**Passage for review:**
=-=-=

Serum expression and diagnostic potential of long non-coding RNAs NEAT1 and TUG1 in viral hepatitis C and viral hepatitis C-associated hepatocellular carcinoma

Abstract

BackgroundThe present study investigated the serum detectability and the diagnostic implications of long non-coding RNAs; nuclear enriched abundant transcript 1 (NEAT1) and taurine upregulated gene 1 (TUG1) in viral hepatitis C (HCV) and HCV-associated hepatocellular carcinoma (HCC). MethodsThe study included twenty healthy controls, forty non-malignant HCV patients and forty HCV-associated HCC patients. The study assessed liver function tests, the antioxidant status, serum alpha fetoprotein, p53, NEAT1 and TUG1. ResultsDiminished serum expression of NEAT1 and TUG1 was observed in HCV and HCV-associated HCC and was closely associated with deregulated liver function and elevated AFP levels. A model of NEAT1, TUG1 and AFP accurately differentiated between HCC patients and healthy controls with sensitivity greater than that of AFP alone. Additionally, the diagnostic performance of a model of TUG1, p53 and AFP was superior to that of each marker alone for predicting HCC in HCV patients. ConclusionSignificant alterations in the serum expression of NEAT1 and TUG1 in HCV and HCV-associated HCC patients were recorded. We propose NEAT1 and TUG1 as non-invasive, cost-effective and complementary biomarkers that improve the diagnostic characteristics of AFP.

=-=-=

[Page layout parsing records]
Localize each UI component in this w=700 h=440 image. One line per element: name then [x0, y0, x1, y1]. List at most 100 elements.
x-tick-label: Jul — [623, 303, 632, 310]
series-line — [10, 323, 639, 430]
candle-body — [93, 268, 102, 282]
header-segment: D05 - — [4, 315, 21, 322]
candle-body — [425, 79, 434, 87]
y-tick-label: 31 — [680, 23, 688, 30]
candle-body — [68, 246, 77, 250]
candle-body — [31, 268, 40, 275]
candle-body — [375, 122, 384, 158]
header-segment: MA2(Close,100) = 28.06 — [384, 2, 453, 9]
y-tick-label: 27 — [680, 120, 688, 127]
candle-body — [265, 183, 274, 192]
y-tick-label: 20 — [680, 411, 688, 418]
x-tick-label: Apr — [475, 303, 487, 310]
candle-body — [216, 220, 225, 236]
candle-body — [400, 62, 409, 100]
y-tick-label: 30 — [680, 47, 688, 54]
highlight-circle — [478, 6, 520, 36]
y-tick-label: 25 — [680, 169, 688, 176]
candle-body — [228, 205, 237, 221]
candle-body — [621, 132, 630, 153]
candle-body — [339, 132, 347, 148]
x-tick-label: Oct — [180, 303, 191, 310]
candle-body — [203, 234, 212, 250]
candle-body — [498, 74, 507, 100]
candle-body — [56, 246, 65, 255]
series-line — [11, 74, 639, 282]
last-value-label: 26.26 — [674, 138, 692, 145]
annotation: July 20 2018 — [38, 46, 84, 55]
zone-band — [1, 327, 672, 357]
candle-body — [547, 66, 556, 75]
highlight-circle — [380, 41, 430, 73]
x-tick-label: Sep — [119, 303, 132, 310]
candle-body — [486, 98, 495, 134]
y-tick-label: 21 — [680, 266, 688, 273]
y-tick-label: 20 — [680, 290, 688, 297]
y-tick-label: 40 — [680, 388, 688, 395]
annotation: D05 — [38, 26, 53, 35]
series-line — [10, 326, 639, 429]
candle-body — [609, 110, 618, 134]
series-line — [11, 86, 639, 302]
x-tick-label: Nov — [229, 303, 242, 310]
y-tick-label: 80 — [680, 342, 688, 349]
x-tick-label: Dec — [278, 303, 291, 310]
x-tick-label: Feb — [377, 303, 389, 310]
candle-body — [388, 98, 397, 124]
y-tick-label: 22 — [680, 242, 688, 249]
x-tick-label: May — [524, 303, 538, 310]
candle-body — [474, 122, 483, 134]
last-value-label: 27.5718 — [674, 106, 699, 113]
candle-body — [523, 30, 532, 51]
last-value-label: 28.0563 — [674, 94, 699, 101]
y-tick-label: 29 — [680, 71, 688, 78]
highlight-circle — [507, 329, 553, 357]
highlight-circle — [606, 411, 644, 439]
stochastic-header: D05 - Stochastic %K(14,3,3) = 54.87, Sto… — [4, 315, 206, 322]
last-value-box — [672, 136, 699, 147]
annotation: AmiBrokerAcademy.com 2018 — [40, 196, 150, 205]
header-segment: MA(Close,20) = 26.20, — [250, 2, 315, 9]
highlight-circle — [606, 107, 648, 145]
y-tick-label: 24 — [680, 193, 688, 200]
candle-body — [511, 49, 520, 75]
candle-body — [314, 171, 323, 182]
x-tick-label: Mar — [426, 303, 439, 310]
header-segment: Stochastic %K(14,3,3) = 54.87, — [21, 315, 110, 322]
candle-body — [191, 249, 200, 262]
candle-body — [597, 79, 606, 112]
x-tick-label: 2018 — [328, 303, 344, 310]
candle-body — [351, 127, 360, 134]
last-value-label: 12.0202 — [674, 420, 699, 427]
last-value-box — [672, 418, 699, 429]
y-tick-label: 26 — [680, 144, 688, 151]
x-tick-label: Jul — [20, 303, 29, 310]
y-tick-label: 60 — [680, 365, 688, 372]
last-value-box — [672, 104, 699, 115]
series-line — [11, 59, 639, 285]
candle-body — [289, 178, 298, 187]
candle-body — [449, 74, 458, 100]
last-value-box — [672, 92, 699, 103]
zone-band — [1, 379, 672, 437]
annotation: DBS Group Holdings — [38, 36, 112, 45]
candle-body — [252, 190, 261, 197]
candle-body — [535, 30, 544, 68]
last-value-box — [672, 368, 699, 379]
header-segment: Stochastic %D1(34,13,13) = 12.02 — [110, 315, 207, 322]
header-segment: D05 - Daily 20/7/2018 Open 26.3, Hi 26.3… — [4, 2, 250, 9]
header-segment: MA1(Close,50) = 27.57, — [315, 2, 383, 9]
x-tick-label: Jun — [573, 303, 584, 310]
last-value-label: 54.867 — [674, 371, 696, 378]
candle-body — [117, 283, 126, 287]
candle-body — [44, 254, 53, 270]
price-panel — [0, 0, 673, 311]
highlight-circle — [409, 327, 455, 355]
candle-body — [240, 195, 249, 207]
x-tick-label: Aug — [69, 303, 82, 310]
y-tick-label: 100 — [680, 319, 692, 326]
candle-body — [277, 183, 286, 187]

=-=-=

**Activity:**
Using the abstract on NEAT1 and TUG1, answer these:
(a) How many non-malignant HCV patients were included in the study?
(b) Which model differentiated HCC patients from healthy controls with sensitivity greater than that of AFP alone?
(c) Besides non-invasive, what two terms does the conclusion use to describe NEAT1 and TUG1 as biomarkers?
The records are separate material and are unrelated to the abstract.

**Solution below:**
(a) Forty.
(b) A model of NEAT1, TUG1 and AFP.
(c) Cost-effective and complementary.